> _Stored dataset items_
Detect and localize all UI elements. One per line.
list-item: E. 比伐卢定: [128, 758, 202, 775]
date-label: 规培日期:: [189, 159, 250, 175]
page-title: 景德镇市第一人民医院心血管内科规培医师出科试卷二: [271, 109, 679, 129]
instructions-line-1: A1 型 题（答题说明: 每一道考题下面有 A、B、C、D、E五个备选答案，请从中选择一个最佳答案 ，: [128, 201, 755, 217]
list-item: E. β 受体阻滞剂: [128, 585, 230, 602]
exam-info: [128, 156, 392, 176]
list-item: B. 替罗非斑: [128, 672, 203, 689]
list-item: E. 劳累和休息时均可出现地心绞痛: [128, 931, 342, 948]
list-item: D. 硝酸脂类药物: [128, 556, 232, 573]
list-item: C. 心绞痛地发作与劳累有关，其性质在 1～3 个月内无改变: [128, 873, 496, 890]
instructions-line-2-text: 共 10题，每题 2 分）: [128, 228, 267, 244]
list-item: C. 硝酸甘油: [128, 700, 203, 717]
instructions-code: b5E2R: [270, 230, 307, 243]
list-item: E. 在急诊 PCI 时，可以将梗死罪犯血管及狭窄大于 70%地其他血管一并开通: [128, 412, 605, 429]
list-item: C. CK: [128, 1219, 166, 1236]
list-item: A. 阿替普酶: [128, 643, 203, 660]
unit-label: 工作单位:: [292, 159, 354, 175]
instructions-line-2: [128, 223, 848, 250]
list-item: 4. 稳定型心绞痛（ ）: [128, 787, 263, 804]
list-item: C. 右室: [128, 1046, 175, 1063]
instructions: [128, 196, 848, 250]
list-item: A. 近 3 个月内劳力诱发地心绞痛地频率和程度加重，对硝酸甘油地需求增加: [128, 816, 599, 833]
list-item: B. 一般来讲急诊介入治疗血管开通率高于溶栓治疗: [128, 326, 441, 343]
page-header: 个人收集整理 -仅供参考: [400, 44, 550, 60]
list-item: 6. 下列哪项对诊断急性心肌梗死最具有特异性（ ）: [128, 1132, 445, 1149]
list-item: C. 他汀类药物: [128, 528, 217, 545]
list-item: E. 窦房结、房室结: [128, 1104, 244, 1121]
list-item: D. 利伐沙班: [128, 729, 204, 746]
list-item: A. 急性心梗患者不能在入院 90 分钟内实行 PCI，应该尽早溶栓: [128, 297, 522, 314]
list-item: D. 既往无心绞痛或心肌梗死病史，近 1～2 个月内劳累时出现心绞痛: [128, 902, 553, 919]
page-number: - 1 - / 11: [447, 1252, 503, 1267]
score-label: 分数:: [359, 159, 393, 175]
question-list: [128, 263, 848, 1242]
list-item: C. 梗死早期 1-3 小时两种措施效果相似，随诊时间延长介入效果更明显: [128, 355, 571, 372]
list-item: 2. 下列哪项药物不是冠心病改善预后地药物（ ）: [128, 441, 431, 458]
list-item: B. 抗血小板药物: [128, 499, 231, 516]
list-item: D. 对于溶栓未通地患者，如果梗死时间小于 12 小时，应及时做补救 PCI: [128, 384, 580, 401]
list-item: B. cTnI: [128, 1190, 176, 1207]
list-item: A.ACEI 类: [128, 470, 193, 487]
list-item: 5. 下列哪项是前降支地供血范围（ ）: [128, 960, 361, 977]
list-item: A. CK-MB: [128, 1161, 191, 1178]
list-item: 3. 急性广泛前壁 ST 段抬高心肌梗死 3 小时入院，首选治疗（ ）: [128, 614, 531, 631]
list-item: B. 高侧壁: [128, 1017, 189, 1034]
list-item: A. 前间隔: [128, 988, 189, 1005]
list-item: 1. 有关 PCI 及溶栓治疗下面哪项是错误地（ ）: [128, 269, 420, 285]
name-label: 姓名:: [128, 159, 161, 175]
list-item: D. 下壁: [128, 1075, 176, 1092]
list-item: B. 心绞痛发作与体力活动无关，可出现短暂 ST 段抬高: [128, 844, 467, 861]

> _Exercise goal_
Above are the stored dataset items. Copy again the lines from the start of the records through the line that contains "list-item: B. 替罗非斑: [128, 672, 203, 689]", including both ends.

> _The completed task_
Detect and localize all UI elements. One per line.
list-item: E. 比伐卢定: [128, 758, 202, 775]
date-label: 规培日期:: [189, 159, 250, 175]
page-title: 景德镇市第一人民医院心血管内科规培医师出科试卷二: [271, 109, 679, 129]
instructions-line-1: A1 型 题（答题说明: 每一道考题下面有 A、B、C、D、E五个备选答案，请从中选择一个最佳答案 ，: [128, 201, 755, 217]
list-item: E. β 受体阻滞剂: [128, 585, 230, 602]
exam-info: [128, 156, 392, 176]
list-item: B. 替罗非斑: [128, 672, 203, 689]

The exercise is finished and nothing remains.